**EXERCISE OBJECTIVE:** Your answer should be one number: the count of lines in these entries that hold the word "Zhuan".

Dataset records
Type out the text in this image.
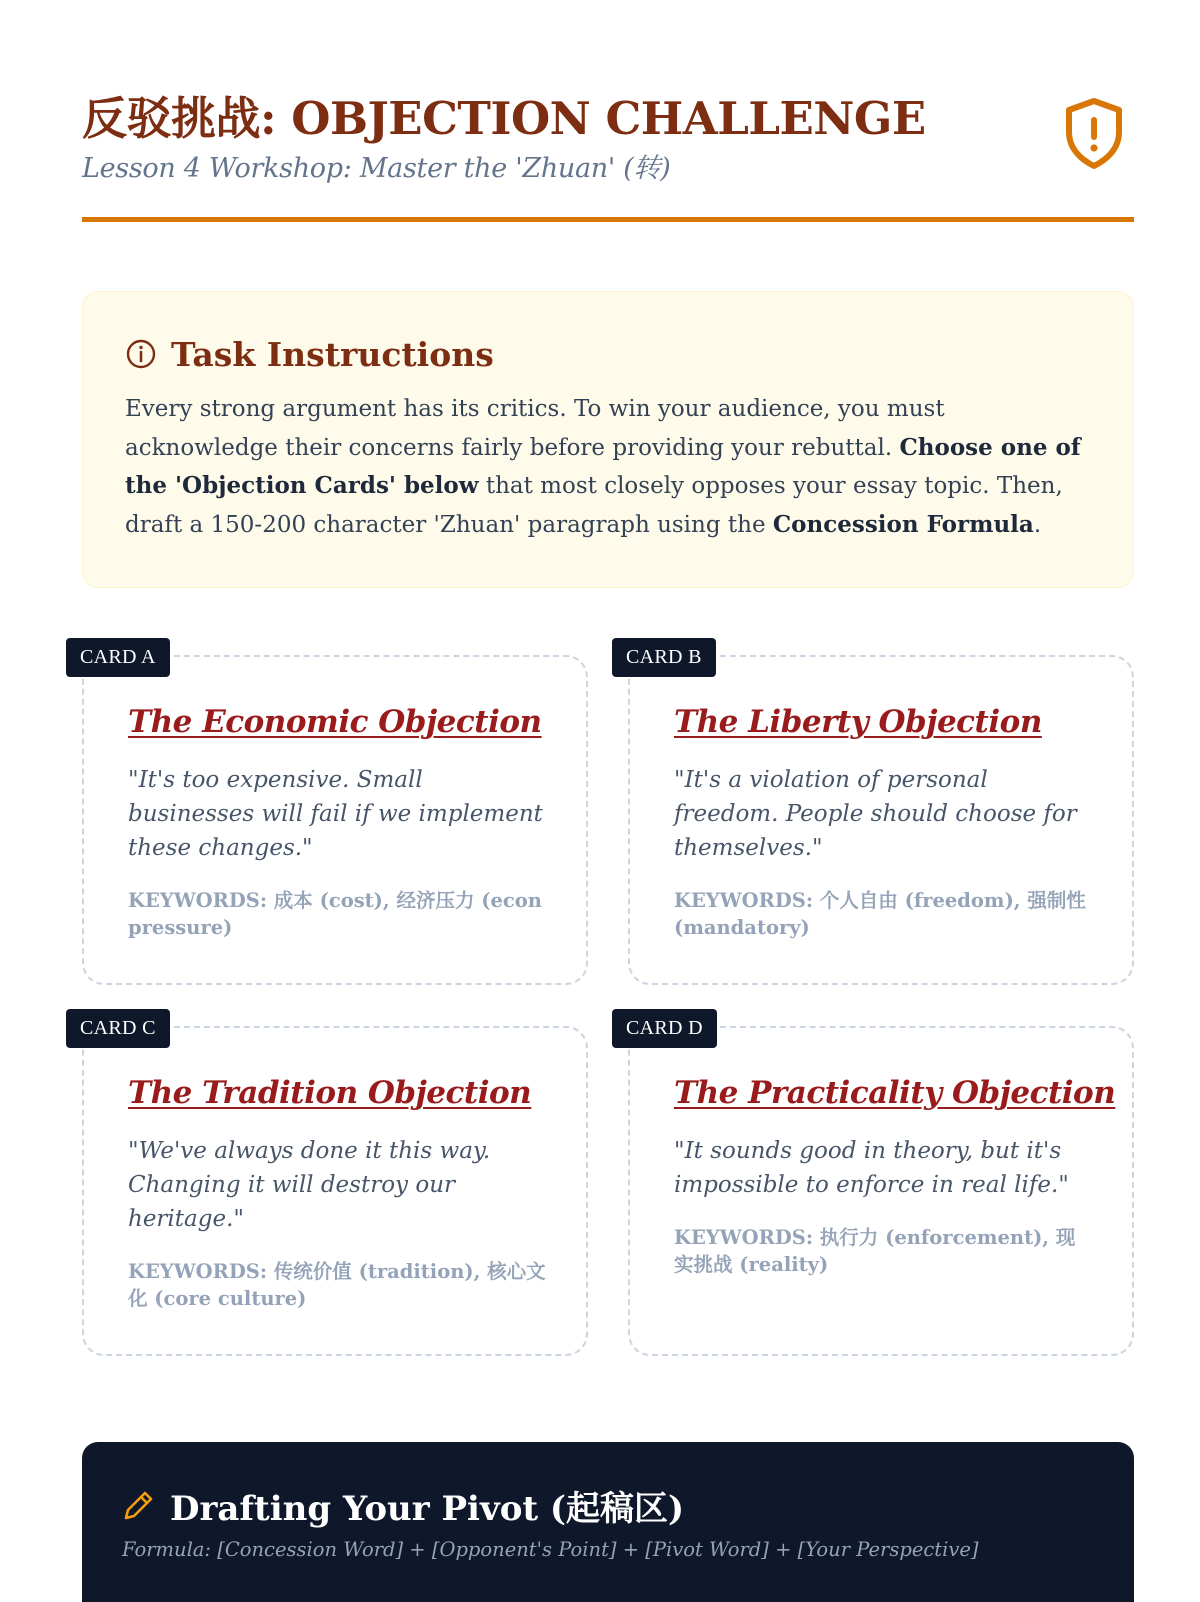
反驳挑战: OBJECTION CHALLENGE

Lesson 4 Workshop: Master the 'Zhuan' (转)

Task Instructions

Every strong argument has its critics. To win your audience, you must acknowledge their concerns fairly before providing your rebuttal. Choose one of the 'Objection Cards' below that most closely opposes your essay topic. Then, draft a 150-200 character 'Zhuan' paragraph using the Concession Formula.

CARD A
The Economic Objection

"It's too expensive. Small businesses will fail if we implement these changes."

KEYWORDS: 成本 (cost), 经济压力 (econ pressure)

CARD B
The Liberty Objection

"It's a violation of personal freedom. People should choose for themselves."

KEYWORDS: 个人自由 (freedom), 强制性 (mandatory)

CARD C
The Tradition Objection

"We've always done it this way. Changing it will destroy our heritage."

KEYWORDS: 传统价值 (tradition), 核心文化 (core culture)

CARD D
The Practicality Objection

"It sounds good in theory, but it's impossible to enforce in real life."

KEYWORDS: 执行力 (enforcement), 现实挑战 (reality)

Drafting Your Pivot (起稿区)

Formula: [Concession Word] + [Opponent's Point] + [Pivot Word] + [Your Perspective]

**ANSWER BELOW:** 2